* INFORMATION PROVIDED *
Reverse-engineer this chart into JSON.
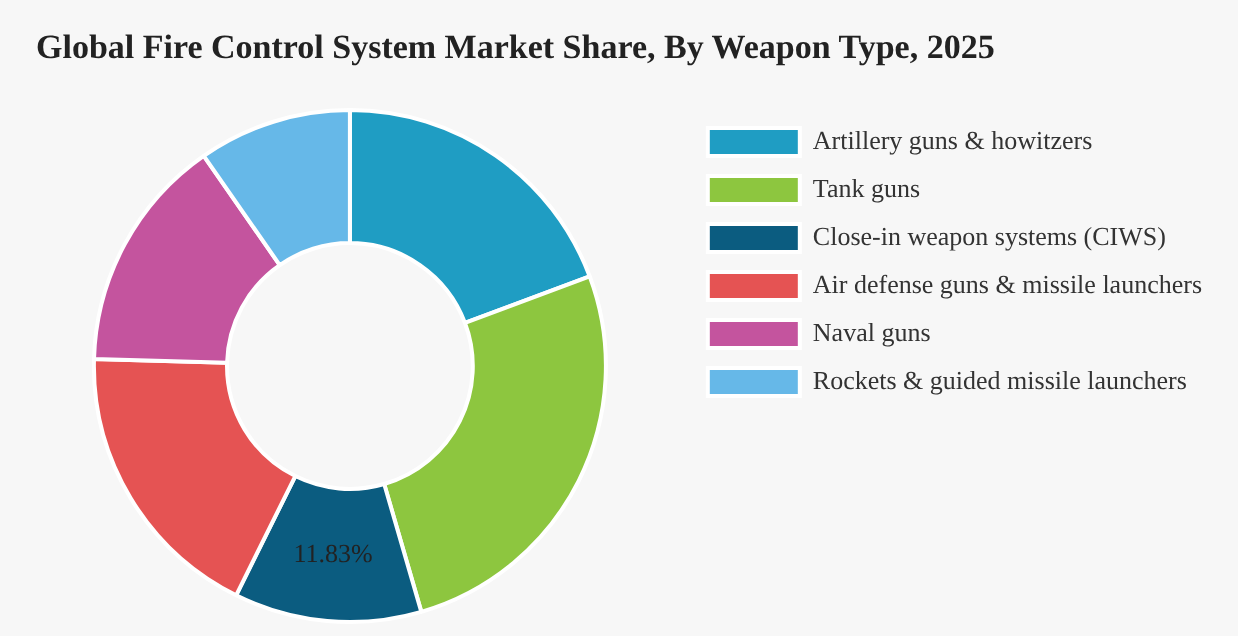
{
  "chart_data": {
    "type": "donut",
    "title": "Global Fire Control System Market Share, By Weapon Type, 2025",
    "categories": [
      "Artillery guns & howitzers",
      "Tank guns",
      "Close-in weapon systems (CIWS)",
      "Air defense guns & missile launchers",
      "Naval guns",
      "Rockets & guided missile launchers"
    ],
    "values": [
      19.3,
      26.2,
      11.83,
      18.1,
      14.9,
      9.67
    ],
    "colors": [
      "#1f9dc3",
      "#8dc63f",
      "#0b5c80",
      "#e55353",
      "#c4549e",
      "#66b8e8"
    ],
    "value_labels": [
      null,
      null,
      "11.83%",
      null,
      null,
      null
    ],
    "legend": "right"
  }
}
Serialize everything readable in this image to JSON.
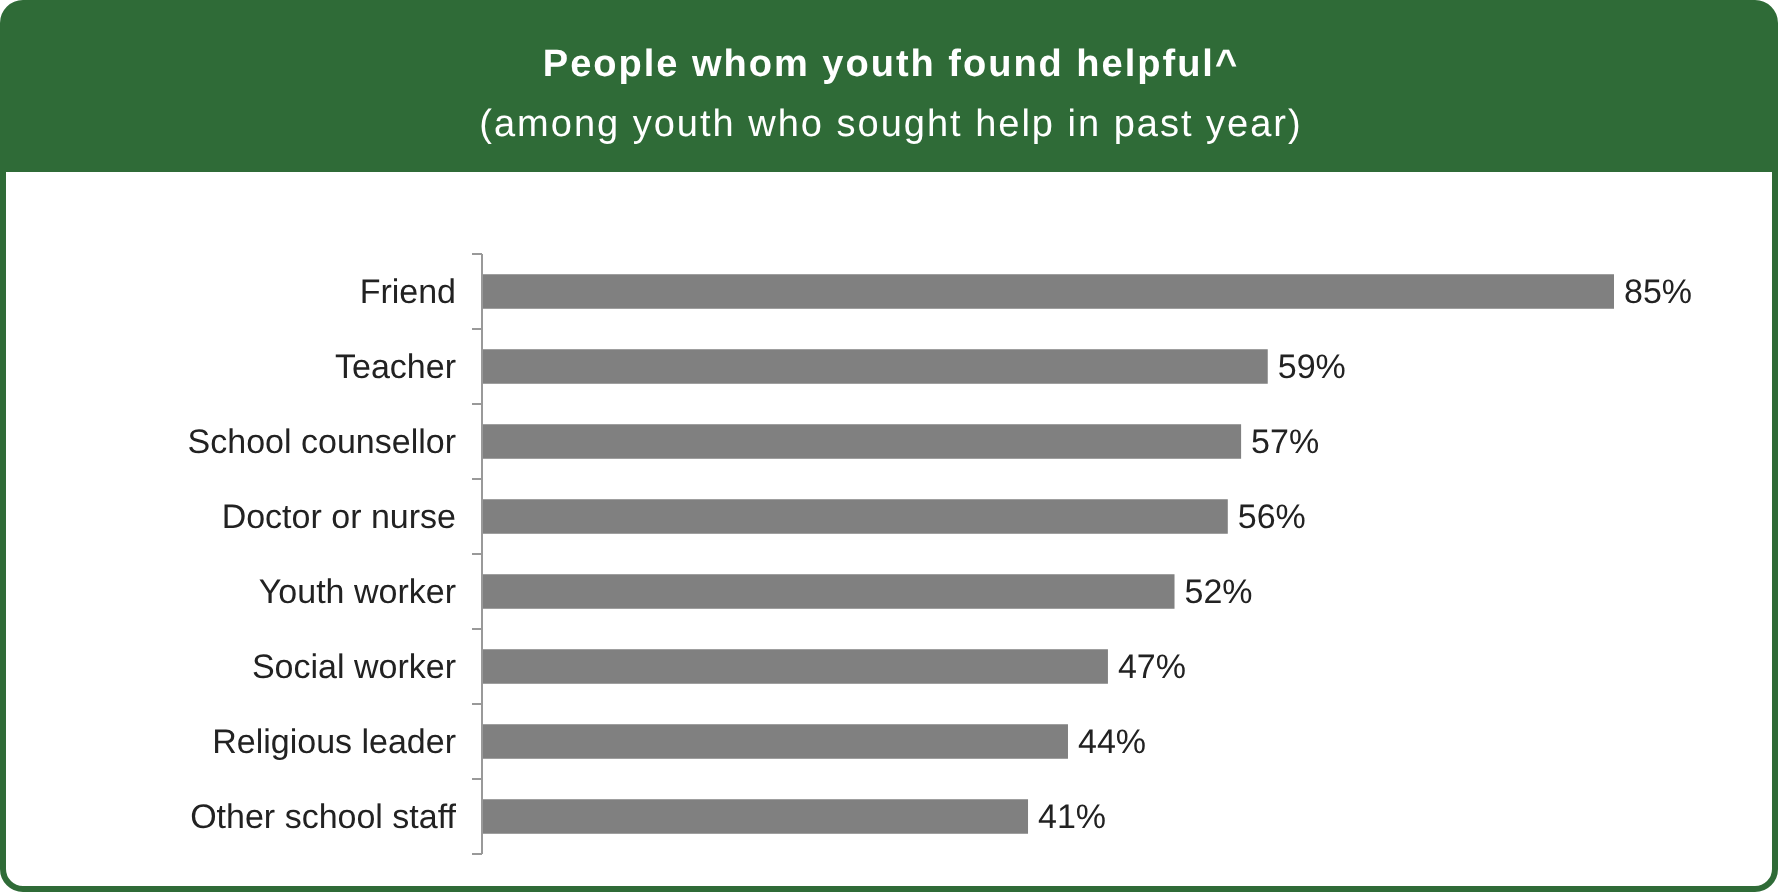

* PROBLEM REQUIREMENTS *
Write out the full listing verbatim, excluding its pictures.

* ANSWER TO THIS TASK *
Reverse-engineer this chart into JSON.
{
  "chart_data": {
    "type": "donut",
    "title": "Global Fire Control System Market Share, By Weapon Type, 2025",
    "categories": [
      "Artillery guns & howitzers",
      "Tank guns",
      "Close-in weapon systems (CIWS)",
      "Air defense guns & missile launchers",
      "Naval guns",
      "Rockets & guided missile launchers"
    ],
    "values": [
      19.3,
      26.2,
      11.83,
      18.1,
      14.9,
      9.67
    ],
    "colors": [
      "#1f9dc3",
      "#8dc63f",
      "#0b5c80",
      "#e55353",
      "#c4549e",
      "#66b8e8"
    ],
    "value_labels": [
      null,
      null,
      "11.83%",
      null,
      null,
      null
    ],
    "legend": "right"
  }
}
Serialize everything readable in this image to JSON.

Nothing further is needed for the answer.